TASK TO COMPLETE
Beneath this task is a listing; retype all of it exactly.

MATERIAL PROVIDED
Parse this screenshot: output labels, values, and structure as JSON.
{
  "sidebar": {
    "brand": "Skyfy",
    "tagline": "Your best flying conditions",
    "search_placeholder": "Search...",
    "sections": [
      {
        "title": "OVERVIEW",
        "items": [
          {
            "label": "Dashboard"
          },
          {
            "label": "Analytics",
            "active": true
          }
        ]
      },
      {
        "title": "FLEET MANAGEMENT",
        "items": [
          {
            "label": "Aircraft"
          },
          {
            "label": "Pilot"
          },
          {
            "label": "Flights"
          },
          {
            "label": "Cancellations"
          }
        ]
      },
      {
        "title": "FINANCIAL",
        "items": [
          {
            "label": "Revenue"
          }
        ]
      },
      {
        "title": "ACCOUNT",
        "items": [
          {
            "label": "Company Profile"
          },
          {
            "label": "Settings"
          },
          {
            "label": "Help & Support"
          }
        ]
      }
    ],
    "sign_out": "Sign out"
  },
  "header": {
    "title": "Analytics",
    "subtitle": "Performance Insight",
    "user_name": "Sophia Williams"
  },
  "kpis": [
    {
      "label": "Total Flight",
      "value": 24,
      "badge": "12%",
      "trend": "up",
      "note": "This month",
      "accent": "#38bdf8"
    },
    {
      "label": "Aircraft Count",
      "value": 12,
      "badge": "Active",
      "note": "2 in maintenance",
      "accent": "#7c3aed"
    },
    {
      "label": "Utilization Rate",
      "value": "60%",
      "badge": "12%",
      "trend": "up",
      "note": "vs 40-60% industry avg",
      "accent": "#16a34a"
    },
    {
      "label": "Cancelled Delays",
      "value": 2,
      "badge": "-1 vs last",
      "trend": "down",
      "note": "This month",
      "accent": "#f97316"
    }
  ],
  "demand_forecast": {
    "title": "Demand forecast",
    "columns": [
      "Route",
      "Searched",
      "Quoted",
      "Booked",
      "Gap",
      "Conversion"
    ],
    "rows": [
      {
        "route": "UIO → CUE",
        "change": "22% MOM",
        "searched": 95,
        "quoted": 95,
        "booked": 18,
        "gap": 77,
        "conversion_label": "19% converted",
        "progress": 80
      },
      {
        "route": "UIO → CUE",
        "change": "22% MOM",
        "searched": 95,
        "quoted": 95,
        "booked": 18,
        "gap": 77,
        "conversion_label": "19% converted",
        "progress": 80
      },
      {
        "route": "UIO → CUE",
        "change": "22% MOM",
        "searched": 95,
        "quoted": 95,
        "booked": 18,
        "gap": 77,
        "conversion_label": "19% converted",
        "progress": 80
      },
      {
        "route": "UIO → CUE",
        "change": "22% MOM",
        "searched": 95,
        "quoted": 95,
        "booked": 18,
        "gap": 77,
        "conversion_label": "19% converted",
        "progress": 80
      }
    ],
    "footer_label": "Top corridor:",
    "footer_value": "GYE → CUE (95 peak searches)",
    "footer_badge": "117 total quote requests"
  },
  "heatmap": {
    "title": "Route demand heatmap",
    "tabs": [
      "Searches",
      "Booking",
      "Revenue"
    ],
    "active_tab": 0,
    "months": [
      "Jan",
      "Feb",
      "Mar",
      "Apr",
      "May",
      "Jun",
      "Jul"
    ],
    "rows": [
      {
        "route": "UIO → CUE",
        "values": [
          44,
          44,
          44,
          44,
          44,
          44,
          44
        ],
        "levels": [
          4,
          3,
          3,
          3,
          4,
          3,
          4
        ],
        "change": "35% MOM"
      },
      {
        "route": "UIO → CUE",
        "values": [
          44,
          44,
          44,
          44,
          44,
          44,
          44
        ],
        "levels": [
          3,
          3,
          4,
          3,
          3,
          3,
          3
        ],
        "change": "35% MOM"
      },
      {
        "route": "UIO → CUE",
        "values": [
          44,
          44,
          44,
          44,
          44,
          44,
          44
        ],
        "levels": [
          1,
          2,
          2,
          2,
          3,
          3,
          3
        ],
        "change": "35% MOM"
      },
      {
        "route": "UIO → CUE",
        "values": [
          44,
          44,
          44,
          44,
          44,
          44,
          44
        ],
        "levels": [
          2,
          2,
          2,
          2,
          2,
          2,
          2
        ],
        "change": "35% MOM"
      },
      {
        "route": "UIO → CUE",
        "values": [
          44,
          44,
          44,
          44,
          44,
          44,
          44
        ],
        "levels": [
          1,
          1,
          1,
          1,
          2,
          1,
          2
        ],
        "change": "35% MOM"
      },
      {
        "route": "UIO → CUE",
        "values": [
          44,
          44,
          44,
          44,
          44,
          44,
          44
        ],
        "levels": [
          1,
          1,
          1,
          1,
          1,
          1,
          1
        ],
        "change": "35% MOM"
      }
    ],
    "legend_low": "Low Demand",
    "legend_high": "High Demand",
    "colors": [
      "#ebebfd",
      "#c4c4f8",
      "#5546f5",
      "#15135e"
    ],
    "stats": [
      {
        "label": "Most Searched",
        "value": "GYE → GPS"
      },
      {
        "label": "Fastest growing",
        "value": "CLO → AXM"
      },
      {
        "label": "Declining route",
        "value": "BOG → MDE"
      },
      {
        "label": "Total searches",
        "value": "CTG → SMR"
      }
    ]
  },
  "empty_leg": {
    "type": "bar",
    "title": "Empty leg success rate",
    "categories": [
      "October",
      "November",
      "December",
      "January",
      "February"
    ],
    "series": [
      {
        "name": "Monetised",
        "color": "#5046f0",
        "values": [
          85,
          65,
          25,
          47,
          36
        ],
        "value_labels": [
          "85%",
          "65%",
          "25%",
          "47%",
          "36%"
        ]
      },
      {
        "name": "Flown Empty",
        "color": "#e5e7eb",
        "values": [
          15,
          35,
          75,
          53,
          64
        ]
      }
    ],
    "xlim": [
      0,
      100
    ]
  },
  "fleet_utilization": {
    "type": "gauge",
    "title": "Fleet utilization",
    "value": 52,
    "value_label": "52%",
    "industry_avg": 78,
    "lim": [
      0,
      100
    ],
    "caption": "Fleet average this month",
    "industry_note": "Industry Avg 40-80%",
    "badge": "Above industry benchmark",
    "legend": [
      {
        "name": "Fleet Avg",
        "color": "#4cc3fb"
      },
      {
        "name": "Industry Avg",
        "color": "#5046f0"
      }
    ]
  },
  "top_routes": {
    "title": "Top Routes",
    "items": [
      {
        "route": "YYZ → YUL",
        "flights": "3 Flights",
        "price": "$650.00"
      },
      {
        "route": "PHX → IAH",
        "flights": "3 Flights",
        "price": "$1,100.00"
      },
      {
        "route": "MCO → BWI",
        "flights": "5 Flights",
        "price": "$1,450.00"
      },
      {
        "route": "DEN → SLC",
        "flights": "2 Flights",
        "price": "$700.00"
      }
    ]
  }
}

WRITTEN RESPONSE
Parse this screenshot: output labels, values, and structure as JSON.
{
  "sidebar": {
    "brand": "Skyfy",
    "tagline": "Your best flying conditions",
    "search_placeholder": "Search...",
    "sections": [
      {
        "title": "OVERVIEW",
        "items": [
          {
            "label": "Dashboard"
          },
          {
            "label": "Analytics",
            "active": true
          }
        ]
      },
      {
        "title": "FLEET MANAGEMENT",
        "items": [
          {
            "label": "Aircraft"
          },
          {
            "label": "Pilot"
          },
          {
            "label": "Flights"
          },
          {
            "label": "Cancellations"
          }
        ]
      },
      {
        "title": "FINANCIAL",
        "items": [
          {
            "label": "Revenue"
          }
        ]
      },
      {
        "title": "ACCOUNT",
        "items": [
          {
            "label": "Company Profile"
          },
          {
            "label": "Settings"
          },
          {
            "label": "Help & Support"
          }
        ]
      }
    ],
    "sign_out": "Sign out"
  },
  "header": {
    "title": "Analytics",
    "subtitle": "Performance Insight",
    "user_name": "Sophia Williams"
  },
  "kpis": [
    {
      "label": "Total Flight",
      "value": 24,
      "badge": "12%",
      "trend": "up",
      "note": "This month",
      "accent": "#38bdf8"
    },
    {
      "label": "Aircraft Count",
      "value": 12,
      "badge": "Active",
      "note": "2 in maintenance",
      "accent": "#7c3aed"
    },
    {
      "label": "Utilization Rate",
      "value": "60%",
      "badge": "12%",
      "trend": "up",
      "note": "vs 40-60% industry avg",
      "accent": "#16a34a"
    },
    {
      "label": "Cancelled Delays",
      "value": 2,
      "badge": "-1 vs last",
      "trend": "down",
      "note": "This month",
      "accent": "#f97316"
    }
  ],
  "demand_forecast": {
    "title": "Demand forecast",
    "columns": [
      "Route",
      "Searched",
      "Quoted",
      "Booked",
      "Gap",
      "Conversion"
    ],
    "rows": [
      {
        "route": "UIO → CUE",
        "change": "22% MOM",
        "searched": 95,
        "quoted": 95,
        "booked": 18,
        "gap": 77,
        "conversion_label": "19% converted",
        "progress": 80
      },
      {
        "route": "UIO → CUE",
        "change": "22% MOM",
        "searched": 95,
        "quoted": 95,
        "booked": 18,
        "gap": 77,
        "conversion_label": "19% converted",
        "progress": 80
      },
      {
        "route": "UIO → CUE",
        "change": "22% MOM",
        "searched": 95,
        "quoted": 95,
        "booked": 18,
        "gap": 77,
        "conversion_label": "19% converted",
        "progress": 80
      },
      {
        "route": "UIO → CUE",
        "change": "22% MOM",
        "searched": 95,
        "quoted": 95,
        "booked": 18,
        "gap": 77,
        "conversion_label": "19% converted",
        "progress": 80
      }
    ],
    "footer_label": "Top corridor:",
    "footer_value": "GYE → CUE (95 peak searches)",
    "footer_badge": "117 total quote requests"
  },
  "heatmap": {
    "title": "Route demand heatmap",
    "tabs": [
      "Searches",
      "Booking",
      "Revenue"
    ],
    "active_tab": 0,
    "months": [
      "Jan",
      "Feb",
      "Mar",
      "Apr",
      "May",
      "Jun",
      "Jul"
    ],
    "rows": [
      {
        "route": "UIO → CUE",
        "values": [
          44,
          44,
          44,
          44,
          44,
          44,
          44
        ],
        "levels": [
          4,
          3,
          3,
          3,
          4,
          3,
          4
        ],
        "change": "35% MOM"
      },
      {
        "route": "UIO → CUE",
        "values": [
          44,
          44,
          44,
          44,
          44,
          44,
          44
        ],
        "levels": [
          3,
          3,
          4,
          3,
          3,
          3,
          3
        ],
        "change": "35% MOM"
      },
      {
        "route": "UIO → CUE",
        "values": [
          44,
          44,
          44,
          44,
          44,
          44,
          44
        ],
        "levels": [
          1,
          2,
          2,
          2,
          3,
          3,
          3
        ],
        "change": "35% MOM"
      },
      {
        "route": "UIO → CUE",
        "values": [
          44,
          44,
          44,
          44,
          44,
          44,
          44
        ],
        "levels": [
          2,
          2,
          2,
          2,
          2,
          2,
          2
        ],
        "change": "35% MOM"
      },
      {
        "route": "UIO → CUE",
        "values": [
          44,
          44,
          44,
          44,
          44,
          44,
          44
        ],
        "levels": [
          1,
          1,
          1,
          1,
          2,
          1,
          2
        ],
        "change": "35% MOM"
      },
      {
        "route": "UIO → CUE",
        "values": [
          44,
          44,
          44,
          44,
          44,
          44,
          44
        ],
        "levels": [
          1,
          1,
          1,
          1,
          1,
          1,
          1
        ],
        "change": "35% MOM"
      }
    ],
    "legend_low": "Low Demand",
    "legend_high": "High Demand",
    "colors": [
      "#ebebfd",
      "#c4c4f8",
      "#5546f5",
      "#15135e"
    ],
    "stats": [
      {
        "label": "Most Searched",
        "value": "GYE → GPS"
      },
      {
        "label": "Fastest growing",
        "value": "CLO → AXM"
      },
      {
        "label": "Declining route",
        "value": "BOG → MDE"
      },
      {
        "label": "Total searches",
        "value": "CTG → SMR"
      }
    ]
  },
  "empty_leg": {
    "type": "bar",
    "title": "Empty leg success rate",
    "categories": [
      "October",
      "November",
      "December",
      "January",
      "February"
    ],
    "series": [
      {
        "name": "Monetised",
        "color": "#5046f0",
        "values": [
          85,
          65,
          25,
          47,
          36
        ],
        "value_labels": [
          "85%",
          "65%",
          "25%",
          "47%",
          "36%"
        ]
      },
      {
        "name": "Flown Empty",
        "color": "#e5e7eb",
        "values": [
          15,
          35,
          75,
          53,
          64
        ]
      }
    ],
    "xlim": [
      0,
      100
    ]
  },
  "fleet_utilization": {
    "type": "gauge",
    "title": "Fleet utilization",
    "value": 52,
    "value_label": "52%",
    "industry_avg": 78,
    "lim": [
      0,
      100
    ],
    "caption": "Fleet average this month",
    "industry_note": "Industry Avg 40-80%",
    "badge": "Above industry benchmark",
    "legend": [
      {
        "name": "Fleet Avg",
        "color": "#4cc3fb"
      },
      {
        "name": "Industry Avg",
        "color": "#5046f0"
      }
    ]
  },
  "top_routes": {
    "title": "Top Routes",
    "items": [
      {
        "route": "YYZ → YUL",
        "flights": "3 Flights",
        "price": "$650.00"
      },
      {
        "route": "PHX → IAH",
        "flights": "3 Flights",
        "price": "$1,100.00"
      },
      {
        "route": "MCO → BWI",
        "flights": "5 Flights",
        "price": "$1,450.00"
      },
      {
        "route": "DEN → SLC",
        "flights": "2 Flights",
        "price": "$700.00"
      }
    ]
  }
}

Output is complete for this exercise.